JOB:
Can the data below be set down again exactly, line for line?

RECORDS SHOWN:

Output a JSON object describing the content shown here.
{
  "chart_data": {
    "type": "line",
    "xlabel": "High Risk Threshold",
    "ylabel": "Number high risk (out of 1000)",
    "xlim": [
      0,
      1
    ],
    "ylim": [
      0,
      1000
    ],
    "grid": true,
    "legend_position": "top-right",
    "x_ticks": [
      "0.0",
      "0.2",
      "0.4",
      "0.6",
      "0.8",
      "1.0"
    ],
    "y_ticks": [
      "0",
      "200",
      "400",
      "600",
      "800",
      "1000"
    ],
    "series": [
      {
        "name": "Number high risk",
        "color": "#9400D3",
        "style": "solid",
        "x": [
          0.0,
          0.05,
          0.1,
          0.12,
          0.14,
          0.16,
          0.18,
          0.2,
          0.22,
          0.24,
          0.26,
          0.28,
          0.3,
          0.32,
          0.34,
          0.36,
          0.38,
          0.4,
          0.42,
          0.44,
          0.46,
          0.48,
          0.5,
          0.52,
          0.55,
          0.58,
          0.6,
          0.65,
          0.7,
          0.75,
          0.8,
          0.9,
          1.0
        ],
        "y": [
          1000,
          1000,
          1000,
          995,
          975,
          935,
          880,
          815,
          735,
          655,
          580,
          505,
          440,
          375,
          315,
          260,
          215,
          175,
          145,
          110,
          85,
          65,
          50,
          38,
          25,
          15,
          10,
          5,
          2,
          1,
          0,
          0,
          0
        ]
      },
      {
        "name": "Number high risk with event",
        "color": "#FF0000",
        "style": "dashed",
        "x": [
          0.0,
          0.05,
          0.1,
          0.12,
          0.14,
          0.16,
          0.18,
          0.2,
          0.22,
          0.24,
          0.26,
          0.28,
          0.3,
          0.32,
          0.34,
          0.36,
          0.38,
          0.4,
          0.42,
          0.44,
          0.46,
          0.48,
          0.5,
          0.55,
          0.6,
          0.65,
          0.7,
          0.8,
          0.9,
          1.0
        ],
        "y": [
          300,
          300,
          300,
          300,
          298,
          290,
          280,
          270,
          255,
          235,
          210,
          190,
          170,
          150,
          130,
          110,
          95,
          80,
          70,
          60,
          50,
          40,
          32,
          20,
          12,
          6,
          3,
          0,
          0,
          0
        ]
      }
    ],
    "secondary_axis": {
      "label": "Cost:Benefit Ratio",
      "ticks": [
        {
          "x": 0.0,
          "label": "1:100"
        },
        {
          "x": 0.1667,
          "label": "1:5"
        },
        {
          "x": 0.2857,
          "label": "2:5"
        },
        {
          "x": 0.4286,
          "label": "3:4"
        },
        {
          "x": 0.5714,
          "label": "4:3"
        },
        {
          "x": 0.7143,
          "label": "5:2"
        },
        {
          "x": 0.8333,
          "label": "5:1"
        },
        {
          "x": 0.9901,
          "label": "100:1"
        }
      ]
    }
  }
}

SOLUTION:
Output a JSON object describing the content shown here.
{
  "chart_data": {
    "type": "line",
    "xlabel": "High Risk Threshold",
    "ylabel": "Number high risk (out of 1000)",
    "xlim": [
      0,
      1
    ],
    "ylim": [
      0,
      1000
    ],
    "grid": true,
    "legend_position": "top-right",
    "x_ticks": [
      "0.0",
      "0.2",
      "0.4",
      "0.6",
      "0.8",
      "1.0"
    ],
    "y_ticks": [
      "0",
      "200",
      "400",
      "600",
      "800",
      "1000"
    ],
    "series": [
      {
        "name": "Number high risk",
        "color": "#9400D3",
        "style": "solid",
        "x": [
          0.0,
          0.05,
          0.1,
          0.12,
          0.14,
          0.16,
          0.18,
          0.2,
          0.22,
          0.24,
          0.26,
          0.28,
          0.3,
          0.32,
          0.34,
          0.36,
          0.38,
          0.4,
          0.42,
          0.44,
          0.46,
          0.48,
          0.5,
          0.52,
          0.55,
          0.58,
          0.6,
          0.65,
          0.7,
          0.75,
          0.8,
          0.9,
          1.0
        ],
        "y": [
          1000,
          1000,
          1000,
          995,
          975,
          935,
          880,
          815,
          735,
          655,
          580,
          505,
          440,
          375,
          315,
          260,
          215,
          175,
          145,
          110,
          85,
          65,
          50,
          38,
          25,
          15,
          10,
          5,
          2,
          1,
          0,
          0,
          0
        ]
      },
      {
        "name": "Number high risk with event",
        "color": "#FF0000",
        "style": "dashed",
        "x": [
          0.0,
          0.05,
          0.1,
          0.12,
          0.14,
          0.16,
          0.18,
          0.2,
          0.22,
          0.24,
          0.26,
          0.28,
          0.3,
          0.32,
          0.34,
          0.36,
          0.38,
          0.4,
          0.42,
          0.44,
          0.46,
          0.48,
          0.5,
          0.55,
          0.6,
          0.65,
          0.7,
          0.8,
          0.9,
          1.0
        ],
        "y": [
          300,
          300,
          300,
          300,
          298,
          290,
          280,
          270,
          255,
          235,
          210,
          190,
          170,
          150,
          130,
          110,
          95,
          80,
          70,
          60,
          50,
          40,
          32,
          20,
          12,
          6,
          3,
          0,
          0,
          0
        ]
      }
    ],
    "secondary_axis": {
      "label": "Cost:Benefit Ratio",
      "ticks": [
        {
          "x": 0.0,
          "label": "1:100"
        },
        {
          "x": 0.1667,
          "label": "1:5"
        },
        {
          "x": 0.2857,
          "label": "2:5"
        },
        {
          "x": 0.4286,
          "label": "3:4"
        },
        {
          "x": 0.5714,
          "label": "4:3"
        },
        {
          "x": 0.7143,
          "label": "5:2"
        },
        {
          "x": 0.8333,
          "label": "5:1"
        },
        {
          "x": 0.9901,
          "label": "100:1"
        }
      ]
    }
  }
}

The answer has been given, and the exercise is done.